**EXERCISE REQUIREMENTS:** Answer with a single number, the count of lines holding the word "Leopoliensis".

Dataset excerpt
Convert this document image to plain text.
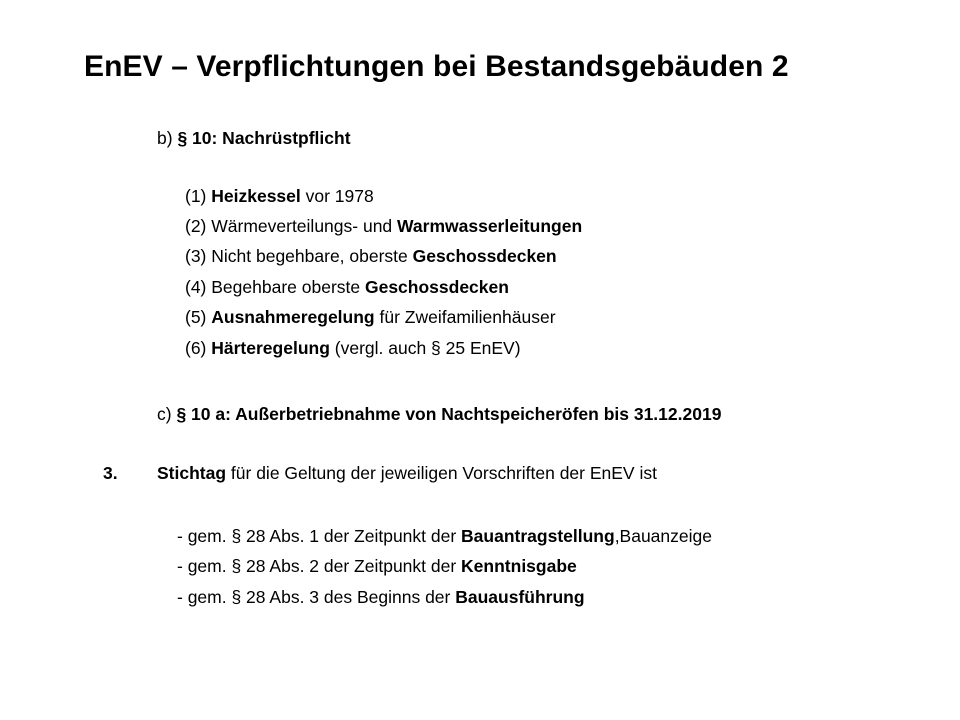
EnEV – Verpflichtungen bei Bestandsgebäuden 2
b) § 10: Nachrüstpflicht
(1) Heizkessel vor 1978
(2) Wärmeverteilungs- und Warmwasserleitungen
(3) Nicht begehbare, oberste Geschossdecken
(4) Begehbare oberste Geschossdecken
(5) Ausnahmeregelung für Zweifamilienhäuser
(6) Härteregelung (vergl. auch § 25 EnEV)
c) § 10 a: Außerbetriebnahme von Nachtspeicheröfen bis 31.12.2019
3. Stichtag für die Geltung der jeweiligen Vorschriften der EnEV ist
- gem. § 28 Abs. 1 der Zeitpunkt der Bauantragstellung,Bauanzeige
- gem. § 28 Abs. 2 der Zeitpunkt der Kenntnisgabe
- gem. § 28 Abs. 3 des Beginns der Bauausführung
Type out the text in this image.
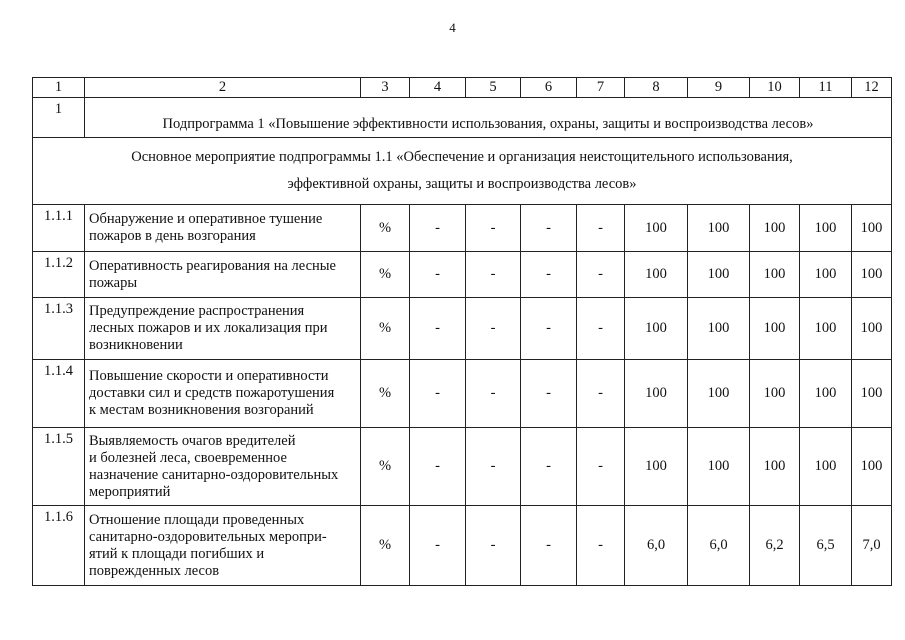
4
1	2	3	4	5	6	7	8	9	10	11	12
1	Подпрограмма 1 «Повышение эффективности использования, охраны, защиты и воспроизводства лесов»										

Основное мероприятие подпрограммы 1.1 «Обеспечение и организация неистощительного использования,
эффективной охраны, защиты и воспроизводства лесов»											

1.1.1	Обнаружение и оперативное тушение
пожаров в день возгорания	%	-	-	-	-	100	100	100	100	100
1.1.2	Оперативность реагирования на лесные
пожары	%	-	-	-	-	100	100	100	100	100
1.1.3	Предупреждение распространения
лесных пожаров и их локализация при
возникновении	%	-	-	-	-	100	100	100	100	100
1.1.4	Повышение скорости и оперативности
доставки сил и средств пожаротушения
к местам возникновения возгораний	%	-	-	-	-	100	100	100	100	100
1.1.5	Выявляемость очагов вредителей
и болезней леса, своевременное
назначение санитарно-оздоровительных
мероприятий	%	-	-	-	-	100	100	100	100	100
1.1.6	Отношение площади проведенных
санитарно-оздоровительных меропри-
ятий к площади погибших и
поврежденных лесов	%	-	-	-	-	6,0	6,0	6,2	6,5	7,0
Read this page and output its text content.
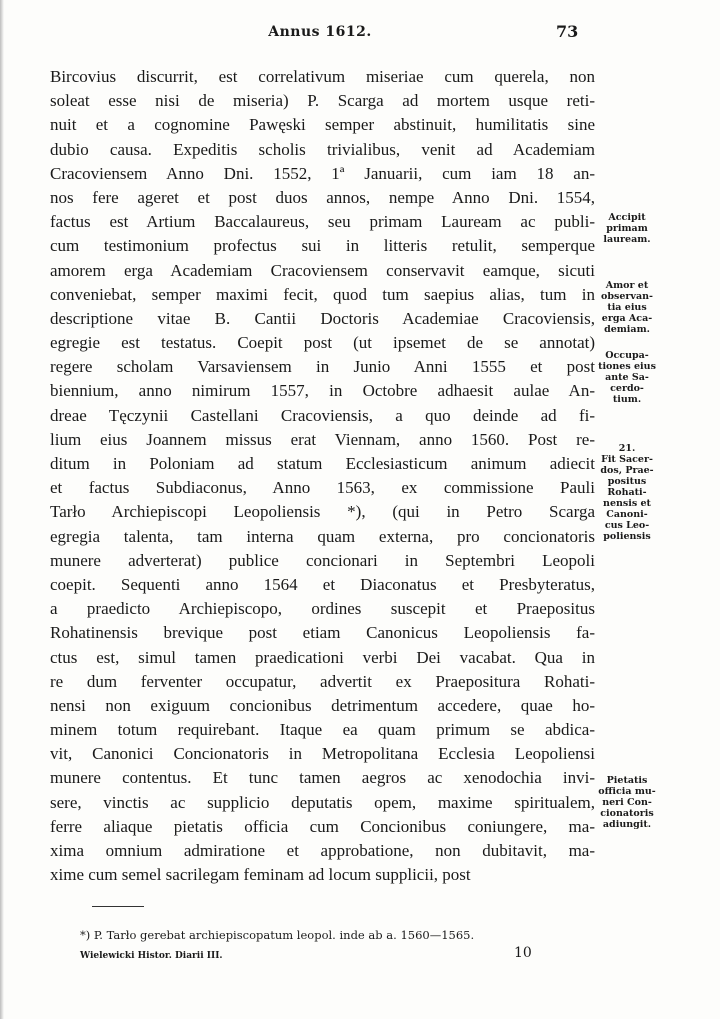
Annus 1612.	73
Bircovius discurrit, est correlativum miseriae cum querela, non
soleat esse nisi de miseria) P. Scarga ad mortem usque reti-
nuit et a cognomine Pawęski semper abstinuit, humilitatis sine
dubio causa. Expeditis scholis trivialibus, venit ad Academiam
Cracoviensem Anno Dni. 1552, 1ª Januarii, cum iam 18 an-
nos fere ageret et post duos annos, nempe Anno Dni. 1554,
factus est Artium Baccalaureus, seu primam Lauream ac publi-
cum testimonium profectus sui in litteris retulit, semperque
amorem erga Academiam Cracoviensem conservavit eamque, sicuti
conveniebat, semper maximi fecit, quod tum saepius alias, tum in
descriptione vitae B. Cantii Doctoris Academiae Cracoviensis,
egregie est testatus. Coepit post (ut ipsemet de se annotat)
regere scholam Varsaviensem in Junio Anni 1555 et post
biennium, anno nimirum 1557, in Octobre adhaesit aulae An-
dreae Tęczynii Castellani Cracoviensis, a quo deinde ad fi-
lium eius Joannem missus erat Viennam, anno 1560. Post re-
ditum in Poloniam ad statum Ecclesiasticum animum adiecit
et factus Subdiaconus, Anno 1563, ex commissione Pauli
Tarło Archiepiscopi Leopoliensis *), (qui in Petro Scarga
egregia talenta, tam interna quam externa, pro concionatoris
munere adverterat) publice concionari in Septembri Leopoli
coepit. Sequenti anno 1564 et Diaconatus et Presbyteratus,
a praedicto Archiepiscopo, ordines suscepit et Praepositus
Rohatinensis brevique post etiam Canonicus Leopoliensis fa-
ctus est, simul tamen praedicationi verbi Dei vacabat. Qua in
re dum ferventer occupatur, advertit ex Praepositura Rohati-
nensi non exiguum concionibus detrimentum accedere, quae ho-
minem totum requirebant. Itaque ea quam primum se abdica-
vit, Canonici Concionatoris in Metropolitana Ecclesia Leopoliensi
munere contentus. Et tunc tamen aegros ac xenodochia invi-
sere, vinctis ac supplicio deputatis opem, maxime spiritualem,
ferre aliaque pietatis officia cum Concionibus coniungere, ma-
xima omnium admiratione et approbatione, non dubitavit, ma-
xime cum semel sacrilegam feminam ad locum supplicii, post
Accipit
primam
lauream.
Amor et
observan-
tia eius
erga Aca-
demiam.
Occupa-
tiones eius
ante Sa-
cerdo-
tium.
21.
Fit Sacer-
dos, Prae-
positus
Rohati-
nensis et
Canoni-
cus Leo-
poliensis
Pietatis
officia mu-
neri Con-
cionatoris
adiungit.
*) P. Tarło gerebat archiepiscopatum leopol. inde ab a. 1560—1565.
Wielewicki Histor. Diarii III.	10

**EXERCISE RESPONSE:** 2